▶ PROBLEM REQUIREMENTS
Wherever the word "JSON" shows up in a line, please copy that line.

=== DATA EXTRACT ===

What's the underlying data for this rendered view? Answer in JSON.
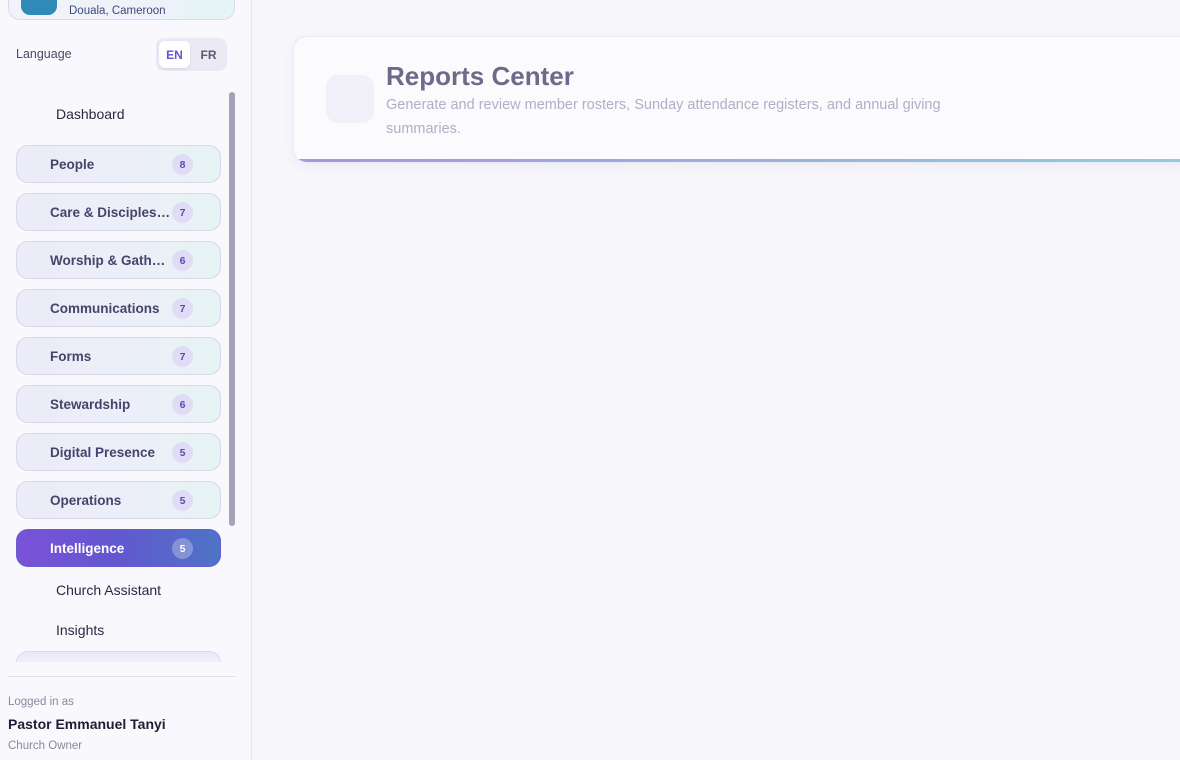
{
  "church": {
    "location": "Douala, Cameroon"
  },
  "language": {
    "label": "Language",
    "options": [
      "EN",
      "FR"
    ],
    "selected": "EN"
  },
  "nav": {
    "dashboard": "Dashboard",
    "groups": [
      {
        "label": "People",
        "count": "8"
      },
      {
        "label": "Care & Discipleship",
        "count": "7"
      },
      {
        "label": "Worship & Gatherings",
        "count": "6"
      },
      {
        "label": "Communications",
        "count": "7"
      },
      {
        "label": "Forms",
        "count": "7"
      },
      {
        "label": "Stewardship",
        "count": "6"
      },
      {
        "label": "Digital Presence",
        "count": "5"
      },
      {
        "label": "Operations",
        "count": "5"
      },
      {
        "label": "Intelligence",
        "count": "5",
        "active": true
      }
    ],
    "intelligence_items": [
      "Church Assistant",
      "Insights"
    ]
  },
  "user": {
    "logged_in_label": "Logged in as",
    "name": "Pastor Emmanuel Tanyi",
    "role": "Church Owner"
  },
  "page": {
    "title": "Reports Center",
    "subtitle": "Generate and review member rosters, Sunday attendance registers, and annual giving summaries."
  },
  "colors": {
    "accent": "#6a4fd0",
    "active_group_start": "#7a51d8",
    "active_group_end": "#4d74c6",
    "church_logo": "#2f8ab8"
  }
}
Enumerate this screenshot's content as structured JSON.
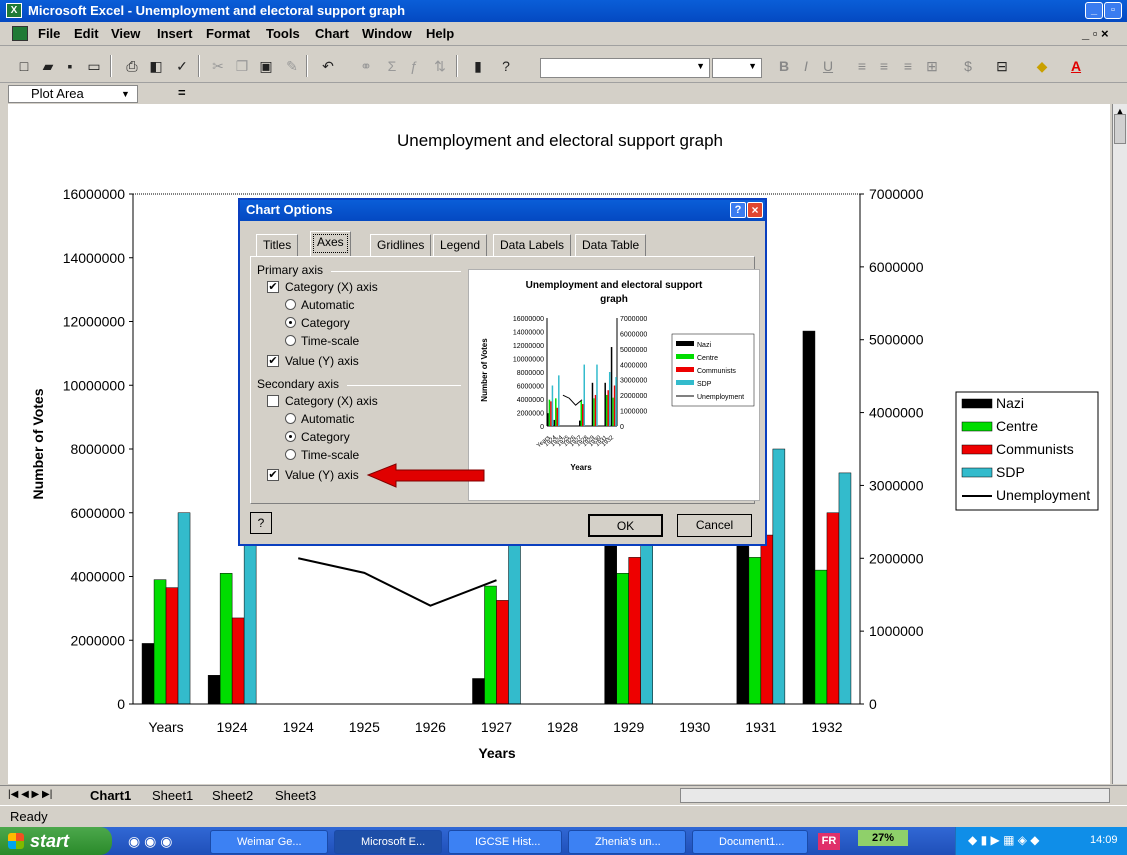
{
  "window": {
    "title": "Microsoft Excel - Unemployment and electoral support graph",
    "app_icon": "excel-icon"
  },
  "menubar": {
    "items": [
      "File",
      "Edit",
      "View",
      "Insert",
      "Format",
      "Tools",
      "Chart",
      "Window",
      "Help"
    ]
  },
  "toolbar": {
    "font_size_bold": "B",
    "font_italic": "I",
    "font_underline": "U"
  },
  "namebox": {
    "value": "Plot Area",
    "equals": "="
  },
  "chart_data": {
    "type": "bar",
    "title": "Unemployment and electoral support graph",
    "xlabel": "Years",
    "ylabel": "Number of Votes",
    "categories": [
      "Years",
      "1924",
      "1924",
      "1925",
      "1926",
      "1927",
      "1928",
      "1929",
      "1930",
      "1931",
      "1932"
    ],
    "ylim": [
      0,
      16000000
    ],
    "y2lim": [
      0,
      7000000
    ],
    "yticks": [
      "0",
      "2000000",
      "4000000",
      "6000000",
      "8000000",
      "10000000",
      "12000000",
      "14000000",
      "16000000"
    ],
    "y2ticks": [
      "0",
      "1000000",
      "2000000",
      "3000000",
      "4000000",
      "5000000",
      "6000000",
      "7000000"
    ],
    "series": [
      {
        "name": "Nazi",
        "color": "#000000",
        "values": [
          1900000,
          900000,
          null,
          null,
          null,
          800000,
          null,
          6400000,
          null,
          6400000,
          11700000
        ]
      },
      {
        "name": "Centre",
        "color": "#00dd00",
        "values": [
          3900000,
          4100000,
          null,
          null,
          null,
          3700000,
          null,
          4100000,
          null,
          4600000,
          4200000
        ]
      },
      {
        "name": "Communists",
        "color": "#ee0000",
        "values": [
          3650000,
          2700000,
          null,
          null,
          null,
          3250000,
          null,
          4600000,
          null,
          5300000,
          6000000
        ]
      },
      {
        "name": "SDP",
        "color": "#33bbcc",
        "values": [
          6000000,
          7500000,
          null,
          null,
          null,
          9100000,
          null,
          9100000,
          null,
          8000000,
          7250000
        ]
      }
    ],
    "line_series": {
      "name": "Unemployment",
      "axis": "secondary",
      "values": [
        null,
        null,
        2000000,
        1800000,
        1350000,
        1700000,
        null,
        null,
        null,
        null,
        null
      ]
    },
    "legend": {
      "placement": "right",
      "items": [
        "Nazi",
        "Centre",
        "Communists",
        "SDP",
        "Unemployment"
      ]
    }
  },
  "dialog": {
    "title": "Chart Options",
    "tabs": [
      "Titles",
      "Axes",
      "Gridlines",
      "Legend",
      "Data Labels",
      "Data Table"
    ],
    "active_tab": "Axes",
    "primary_axis": {
      "label": "Primary axis",
      "category_x": "Category (X) axis",
      "category_x_checked": true,
      "options": [
        "Automatic",
        "Category",
        "Time-scale"
      ],
      "selected": "Category",
      "value_y": "Value (Y) axis",
      "value_y_checked": true
    },
    "secondary_axis": {
      "label": "Secondary axis",
      "category_x": "Category (X) axis",
      "category_x_checked": false,
      "options": [
        "Automatic",
        "Category",
        "Time-scale"
      ],
      "selected": "Category",
      "value_y": "Value (Y) axis",
      "value_y_checked": true
    },
    "preview": {
      "title_line1": "Unemployment and electoral support",
      "title_line2": "graph",
      "ylabel": "Number of Votes",
      "xlabel": "Years",
      "yticks": [
        "16000000",
        "14000000",
        "12000000",
        "10000000",
        "8000000",
        "6000000",
        "4000000",
        "2000000",
        "0"
      ],
      "y2ticks": [
        "7000000",
        "6000000",
        "5000000",
        "4000000",
        "3000000",
        "2000000",
        "1000000",
        "0"
      ],
      "legend": [
        "Nazi",
        "Centre",
        "Communists",
        "SDP",
        "Unemployment"
      ]
    },
    "ok_label": "OK",
    "cancel_label": "Cancel",
    "help_label": "?"
  },
  "sheet_tabs": {
    "active": "Chart1",
    "items": [
      "Chart1",
      "Sheet1",
      "Sheet2",
      "Sheet3"
    ]
  },
  "status": {
    "text": "Ready"
  },
  "taskbar": {
    "start": "start",
    "tasks": [
      "Weimar Ge...",
      "Microsoft E...",
      "IGCSE Hist...",
      "Zhenia's un...",
      "Document1..."
    ],
    "lang": "FR",
    "zoom": "27%",
    "clock": "14:09"
  }
}
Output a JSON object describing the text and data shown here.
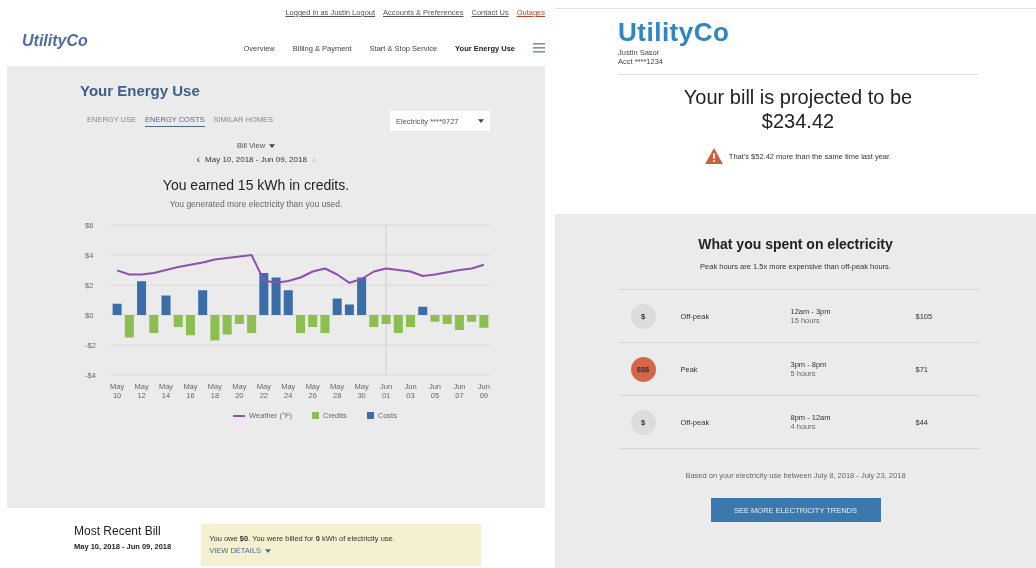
{
  "left_page": {
    "top_links": [
      "Logged in as Justin Logout",
      "Accounts & Preferences",
      "Contact Us",
      "Outages"
    ],
    "logo": "UtilityCo",
    "nav": [
      {
        "label": "Overview",
        "selected": false
      },
      {
        "label": "Billing & Payment",
        "selected": false
      },
      {
        "label": "Start & Stop Service",
        "selected": false
      },
      {
        "label": "Your Energy Use",
        "selected": true
      }
    ],
    "title": "Your Energy Use",
    "tabs": [
      {
        "label": "ENERGY USE",
        "selected": false
      },
      {
        "label": "ENERGY COSTS",
        "selected": true
      },
      {
        "label": "SIMILAR HOMES",
        "selected": false
      }
    ],
    "account_dropdown": {
      "value": "Electricity ****9727"
    },
    "view_dropdown": {
      "value": "Bill View"
    },
    "period": {
      "prev": "‹",
      "label": "May 10, 2018 - Jun 09, 2018",
      "next": "›"
    },
    "headline": "You earned 15 kWh in credits.",
    "subheadline": "You generated more electricity than you used.",
    "chart_data": {
      "type": "bar",
      "stacked": true,
      "grid": true,
      "categories": [
        "May 10",
        null,
        "May 12",
        null,
        "May 14",
        null,
        "May 16",
        null,
        "May 18",
        null,
        "May 20",
        null,
        "May 22",
        null,
        "May 24",
        null,
        "May 26",
        null,
        "May 28",
        null,
        "May 30",
        null,
        "Jun 01",
        null,
        "Jun 03",
        null,
        "Jun 05",
        null,
        "Jun 07",
        null,
        "Jun 09"
      ],
      "series": [
        {
          "name": "Weather (°F)",
          "type": "line",
          "color": "#8e4fb5",
          "values": [
            2.97,
            2.7,
            2.7,
            2.8,
            3.0,
            3.2,
            3.35,
            3.5,
            3.7,
            3.8,
            3.9,
            4.0,
            2.3,
            2.15,
            2.27,
            2.5,
            2.9,
            3.1,
            2.7,
            2.15,
            2.4,
            2.9,
            3.1,
            3.0,
            2.9,
            2.6,
            2.7,
            2.85,
            3.0,
            3.1,
            3.35
          ]
        },
        {
          "name": "Credits",
          "color": "#8cbf4f",
          "values": [
            null,
            -1.5,
            null,
            -1.2,
            null,
            -0.8,
            -1.35,
            null,
            -1.7,
            -1.3,
            -0.6,
            -1.2,
            null,
            null,
            null,
            -1.2,
            -0.8,
            -1.2,
            null,
            null,
            null,
            -0.8,
            -0.6,
            -1.2,
            -0.8,
            null,
            -0.45,
            -0.6,
            -1.0,
            -0.45,
            -0.85
          ]
        },
        {
          "name": "Costs",
          "color": "#3b6ea8",
          "values": [
            0.75,
            null,
            2.25,
            null,
            1.3,
            null,
            null,
            1.65,
            null,
            null,
            null,
            null,
            2.8,
            2.5,
            1.65,
            null,
            null,
            null,
            1.1,
            0.7,
            2.5,
            null,
            null,
            null,
            null,
            0.55,
            null,
            null,
            null,
            null,
            null
          ]
        }
      ],
      "ylim": [
        -4,
        6
      ],
      "yticks": [
        {
          "value": 6,
          "label": "$6"
        },
        {
          "value": 4,
          "label": "$4"
        },
        {
          "value": 2,
          "label": "$2"
        },
        {
          "value": 0,
          "label": "$0"
        },
        {
          "value": -2,
          "label": "-$2"
        },
        {
          "value": -4,
          "label": "-$4"
        }
      ],
      "legend": true,
      "ref_lines": [
        {
          "axis": "x",
          "value": "Jun 01"
        }
      ]
    },
    "recent_bill": {
      "title": "Most Recent Bill",
      "period": "May 10, 2018 - Jun 09, 2018",
      "notice": "You owe **$0**. You were billed for **0** kWh of electricity use.",
      "details_link": "VIEW DETAILS"
    }
  },
  "right_page": {
    "logo": "UtilityCo",
    "customer_name": "Justin Sasor",
    "account": "Acct ****1234",
    "projection": [
      "Your bill is projected to be",
      "$234.42"
    ],
    "warning": "That's $52.42 more than the same time last year.",
    "section_title": "What you spent on electricity",
    "section_subtitle": "Peak hours are 1.5x more expensive than off-peak hours.",
    "rates": [
      {
        "badge": "$",
        "kind": "offpeak",
        "name": "Off-peak",
        "time": "12am - 3pm",
        "duration": "15 hours",
        "cost": "$105"
      },
      {
        "badge": "$$$",
        "kind": "peak",
        "name": "Peak",
        "time": "3pm - 8pm",
        "duration": "5 hours",
        "cost": "$71"
      },
      {
        "badge": "$",
        "kind": "offpeak",
        "name": "Off-peak",
        "time": "8pm - 12am",
        "duration": "4 hours",
        "cost": "$44"
      }
    ],
    "footnote": "Based on your electricity use between July 8, 2018 - July 23, 2018",
    "button": "SEE MORE ELECTRICITY TRENDS"
  }
}
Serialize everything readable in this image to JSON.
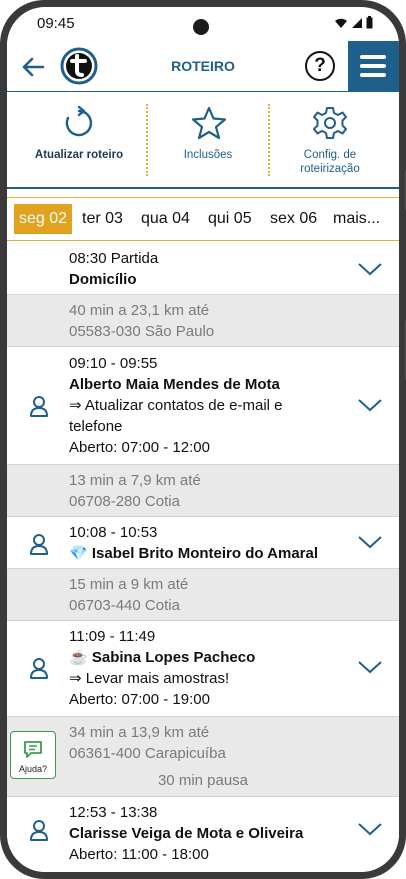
{
  "status": {
    "time": "09:45"
  },
  "header": {
    "title": "ROTEIRO",
    "help_label": "?"
  },
  "toolbar": {
    "refresh_label": "Atualizar roteiro",
    "inclusions_label": "Inclusões",
    "config_label_line1": "Config. de",
    "config_label_line2": "roteirização"
  },
  "days": [
    {
      "label": "seg 02"
    },
    {
      "label": "ter 03"
    },
    {
      "label": "qua 04"
    },
    {
      "label": "qui 05"
    },
    {
      "label": "sex 06"
    },
    {
      "label": "mais..."
    }
  ],
  "route": {
    "start": {
      "time": "08:30 Partida",
      "place": "Domicílio"
    },
    "leg1": {
      "distance": "40 min a 23,1 km até",
      "address": "05583-030 São Paulo"
    },
    "stop1": {
      "time": "09:10 - 09:55",
      "name": "Alberto Maia Mendes de Mota",
      "task_line1": "⇒ Atualizar contatos de e-mail e",
      "task_line2": "telefone",
      "hours": "Aberto: 07:00 - 12:00"
    },
    "leg2": {
      "distance": "13 min a 7,9 km até",
      "address": "06708-280 Cotia"
    },
    "stop2": {
      "time": "10:08 - 10:53",
      "badge": "💎",
      "name": "Isabel Brito Monteiro do Amaral"
    },
    "leg3": {
      "distance": "15 min a 9 km até",
      "address": "06703-440 Cotia"
    },
    "stop3": {
      "time": "11:09 - 11:49",
      "badge": "☕",
      "name": "Sabina Lopes Pacheco",
      "task": "⇒ Levar mais amostras!",
      "hours": "Aberto: 07:00 - 19:00"
    },
    "leg4": {
      "distance": "34 min a 13,9 km até",
      "address": "06361-400 Carapicuíba",
      "pause": "30 min pausa"
    },
    "stop4": {
      "time": "12:53 - 13:38",
      "name": "Clarisse Veiga de Mota e Oliveira",
      "hours": "Aberto: 11:00 - 18:00"
    }
  },
  "help_fab": {
    "label": "Ajuda?"
  },
  "colors": {
    "primary": "#1f5f8b",
    "accent": "#e0a21f",
    "help": "#3a9d4d"
  }
}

===

▶ RESPONSE TO THIS EXERCISE
What's the underlying data for this rendered view? Answer in JSON.
Enumerate this screenshot's content as structured JSON.
Output a JSON object describing the text and data shown here.
Serialize everything readable in this image to JSON.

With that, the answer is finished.